DIRECTION:
Leave out the pictures and repeat every record exactly.
★ ★ ★ ★ ★ ★ ★
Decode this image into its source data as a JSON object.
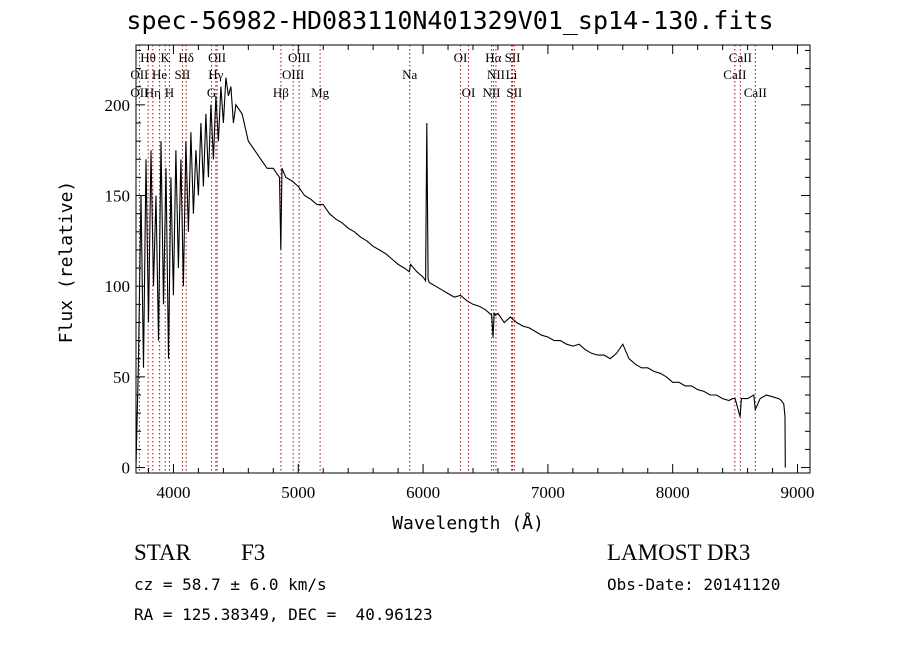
{
  "chart_data": {
    "type": "line",
    "title": "spec-56982-HD083110N401329V01_sp14-130.fits",
    "xlabel": "Wavelength (Å)",
    "ylabel": "Flux (relative)",
    "xlim": [
      3700,
      9100
    ],
    "ylim": [
      -3,
      233
    ],
    "xticks": [
      4000,
      5000,
      6000,
      7000,
      8000,
      9000
    ],
    "yticks": [
      0,
      50,
      100,
      150,
      200
    ],
    "grid": false,
    "series": [
      {
        "x": [
          3700,
          3720,
          3740,
          3760,
          3780,
          3800,
          3820,
          3840,
          3860,
          3880,
          3900,
          3920,
          3940,
          3960,
          3980,
          4000,
          4020,
          4040,
          4060,
          4080,
          4100,
          4120,
          4140,
          4160,
          4180,
          4200,
          4220,
          4240,
          4260,
          4280,
          4300,
          4320,
          4340,
          4360,
          4380,
          4400,
          4420,
          4440,
          4460,
          4480,
          4500,
          4550,
          4600,
          4650,
          4700,
          4750,
          4800,
          4850,
          4860,
          4870,
          4900,
          4950,
          5000,
          5050,
          5100,
          5150,
          5200,
          5250,
          5300,
          5350,
          5400,
          5450,
          5500,
          5550,
          5600,
          5650,
          5700,
          5750,
          5800,
          5850,
          5890,
          5900,
          5950,
          6000,
          6020,
          6030,
          6040,
          6050,
          6100,
          6150,
          6200,
          6250,
          6300,
          6350,
          6400,
          6450,
          6500,
          6550,
          6560,
          6570,
          6580,
          6600,
          6650,
          6700,
          6750,
          6800,
          6850,
          6900,
          6950,
          7000,
          7050,
          7100,
          7150,
          7200,
          7250,
          7300,
          7350,
          7400,
          7450,
          7500,
          7550,
          7600,
          7650,
          7700,
          7750,
          7800,
          7850,
          7900,
          7950,
          8000,
          8050,
          8100,
          8150,
          8200,
          8250,
          8300,
          8350,
          8400,
          8450,
          8480,
          8500,
          8540,
          8550,
          8600,
          8650,
          8662,
          8700,
          8750,
          8800,
          8850,
          8870,
          8890,
          8900,
          8902
        ],
        "y": [
          0,
          60,
          150,
          55,
          170,
          80,
          175,
          100,
          150,
          70,
          180,
          90,
          165,
          60,
          160,
          95,
          175,
          110,
          170,
          100,
          180,
          130,
          185,
          140,
          175,
          150,
          190,
          155,
          195,
          160,
          200,
          170,
          205,
          180,
          210,
          190,
          215,
          205,
          210,
          190,
          200,
          195,
          180,
          175,
          170,
          165,
          165,
          160,
          120,
          165,
          160,
          158,
          155,
          150,
          148,
          145,
          145,
          140,
          137,
          135,
          132,
          130,
          127,
          125,
          122,
          120,
          118,
          115,
          112,
          110,
          108,
          112,
          108,
          105,
          103,
          190,
          104,
          102,
          100,
          98,
          96,
          94,
          95,
          92,
          90,
          89,
          87,
          84,
          72,
          85,
          84,
          85,
          80,
          83,
          80,
          78,
          77,
          75,
          73,
          72,
          70,
          70,
          68,
          67,
          68,
          65,
          63,
          62,
          62,
          60,
          63,
          68,
          60,
          57,
          55,
          55,
          53,
          52,
          50,
          47,
          47,
          45,
          45,
          43,
          42,
          40,
          40,
          38,
          37,
          38,
          38,
          28,
          38,
          38,
          40,
          32,
          38,
          40,
          39,
          38,
          37,
          35,
          28,
          0
        ]
      }
    ],
    "lines_top": [
      {
        "label": "Hθ",
        "x": 3797
      },
      {
        "label": "K",
        "x": 3934
      },
      {
        "label": "Hδ",
        "x": 4102
      },
      {
        "label": "OII",
        "x": 4350
      },
      {
        "label": "OIII",
        "x": 5007
      },
      {
        "label": "OI",
        "x": 6300
      },
      {
        "label": "Hα",
        "x": 6563
      },
      {
        "label": "SII",
        "x": 6717
      },
      {
        "label": "CaII",
        "x": 8542
      }
    ],
    "lines_mid": [
      {
        "label": "OII",
        "x": 3727
      },
      {
        "label": "He",
        "x": 3889
      },
      {
        "label": "SII",
        "x": 4072
      },
      {
        "label": "Hγ",
        "x": 4340
      },
      {
        "label": "OIII",
        "x": 4959
      },
      {
        "label": "Na",
        "x": 5893
      },
      {
        "label": "NII",
        "x": 6584
      },
      {
        "label": "Li",
        "x": 6708
      },
      {
        "label": "CaII",
        "x": 8498
      }
    ],
    "lines_low": [
      {
        "label": "OII",
        "x": 3727
      },
      {
        "label": "Hη",
        "x": 3835
      },
      {
        "label": "H",
        "x": 3968
      },
      {
        "label": "G",
        "x": 4305
      },
      {
        "label": "Hβ",
        "x": 4861
      },
      {
        "label": "Mg",
        "x": 5175
      },
      {
        "label": "OI",
        "x": 6364
      },
      {
        "label": "NII",
        "x": 6548
      },
      {
        "label": "SII",
        "x": 6731
      },
      {
        "label": "CaII",
        "x": 8662
      }
    ]
  },
  "info": {
    "object_type": "STAR",
    "subclass": "F3",
    "survey": "LAMOST DR3",
    "cz": "cz = 58.7 ± 6.0 km/s",
    "obs_date": "Obs-Date: 20141120",
    "coords": "RA = 125.38349, DEC =  40.96123"
  }
}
★ ★ ★ ★ ★ ★ ★
EXERCISE RESULT:
Decode this image into its source data as a JSON object.
{
  "chart_data": {
    "type": "line",
    "title": "spec-56982-HD083110N401329V01_sp14-130.fits",
    "xlabel": "Wavelength (Å)",
    "ylabel": "Flux (relative)",
    "xlim": [
      3700,
      9100
    ],
    "ylim": [
      -3,
      233
    ],
    "xticks": [
      4000,
      5000,
      6000,
      7000,
      8000,
      9000
    ],
    "yticks": [
      0,
      50,
      100,
      150,
      200
    ],
    "grid": false,
    "series": [
      {
        "x": [
          3700,
          3720,
          3740,
          3760,
          3780,
          3800,
          3820,
          3840,
          3860,
          3880,
          3900,
          3920,
          3940,
          3960,
          3980,
          4000,
          4020,
          4040,
          4060,
          4080,
          4100,
          4120,
          4140,
          4160,
          4180,
          4200,
          4220,
          4240,
          4260,
          4280,
          4300,
          4320,
          4340,
          4360,
          4380,
          4400,
          4420,
          4440,
          4460,
          4480,
          4500,
          4550,
          4600,
          4650,
          4700,
          4750,
          4800,
          4850,
          4860,
          4870,
          4900,
          4950,
          5000,
          5050,
          5100,
          5150,
          5200,
          5250,
          5300,
          5350,
          5400,
          5450,
          5500,
          5550,
          5600,
          5650,
          5700,
          5750,
          5800,
          5850,
          5890,
          5900,
          5950,
          6000,
          6020,
          6030,
          6040,
          6050,
          6100,
          6150,
          6200,
          6250,
          6300,
          6350,
          6400,
          6450,
          6500,
          6550,
          6560,
          6570,
          6580,
          6600,
          6650,
          6700,
          6750,
          6800,
          6850,
          6900,
          6950,
          7000,
          7050,
          7100,
          7150,
          7200,
          7250,
          7300,
          7350,
          7400,
          7450,
          7500,
          7550,
          7600,
          7650,
          7700,
          7750,
          7800,
          7850,
          7900,
          7950,
          8000,
          8050,
          8100,
          8150,
          8200,
          8250,
          8300,
          8350,
          8400,
          8450,
          8480,
          8500,
          8540,
          8550,
          8600,
          8650,
          8662,
          8700,
          8750,
          8800,
          8850,
          8870,
          8890,
          8900,
          8902
        ],
        "y": [
          0,
          60,
          150,
          55,
          170,
          80,
          175,
          100,
          150,
          70,
          180,
          90,
          165,
          60,
          160,
          95,
          175,
          110,
          170,
          100,
          180,
          130,
          185,
          140,
          175,
          150,
          190,
          155,
          195,
          160,
          200,
          170,
          205,
          180,
          210,
          190,
          215,
          205,
          210,
          190,
          200,
          195,
          180,
          175,
          170,
          165,
          165,
          160,
          120,
          165,
          160,
          158,
          155,
          150,
          148,
          145,
          145,
          140,
          137,
          135,
          132,
          130,
          127,
          125,
          122,
          120,
          118,
          115,
          112,
          110,
          108,
          112,
          108,
          105,
          103,
          190,
          104,
          102,
          100,
          98,
          96,
          94,
          95,
          92,
          90,
          89,
          87,
          84,
          72,
          85,
          84,
          85,
          80,
          83,
          80,
          78,
          77,
          75,
          73,
          72,
          70,
          70,
          68,
          67,
          68,
          65,
          63,
          62,
          62,
          60,
          63,
          68,
          60,
          57,
          55,
          55,
          53,
          52,
          50,
          47,
          47,
          45,
          45,
          43,
          42,
          40,
          40,
          38,
          37,
          38,
          38,
          28,
          38,
          38,
          40,
          32,
          38,
          40,
          39,
          38,
          37,
          35,
          28,
          0
        ]
      }
    ],
    "lines_top": [
      {
        "label": "Hθ",
        "x": 3797
      },
      {
        "label": "K",
        "x": 3934
      },
      {
        "label": "Hδ",
        "x": 4102
      },
      {
        "label": "OII",
        "x": 4350
      },
      {
        "label": "OIII",
        "x": 5007
      },
      {
        "label": "OI",
        "x": 6300
      },
      {
        "label": "Hα",
        "x": 6563
      },
      {
        "label": "SII",
        "x": 6717
      },
      {
        "label": "CaII",
        "x": 8542
      }
    ],
    "lines_mid": [
      {
        "label": "OII",
        "x": 3727
      },
      {
        "label": "He",
        "x": 3889
      },
      {
        "label": "SII",
        "x": 4072
      },
      {
        "label": "Hγ",
        "x": 4340
      },
      {
        "label": "OIII",
        "x": 4959
      },
      {
        "label": "Na",
        "x": 5893
      },
      {
        "label": "NII",
        "x": 6584
      },
      {
        "label": "Li",
        "x": 6708
      },
      {
        "label": "CaII",
        "x": 8498
      }
    ],
    "lines_low": [
      {
        "label": "OII",
        "x": 3727
      },
      {
        "label": "Hη",
        "x": 3835
      },
      {
        "label": "H",
        "x": 3968
      },
      {
        "label": "G",
        "x": 4305
      },
      {
        "label": "Hβ",
        "x": 4861
      },
      {
        "label": "Mg",
        "x": 5175
      },
      {
        "label": "OI",
        "x": 6364
      },
      {
        "label": "NII",
        "x": 6548
      },
      {
        "label": "SII",
        "x": 6731
      },
      {
        "label": "CaII",
        "x": 8662
      }
    ]
  },
  "info": {
    "object_type": "STAR",
    "subclass": "F3",
    "survey": "LAMOST DR3",
    "cz": "cz = 58.7 ± 6.0 km/s",
    "obs_date": "Obs-Date: 20141120",
    "coords": "RA = 125.38349, DEC =  40.96123"
  }
}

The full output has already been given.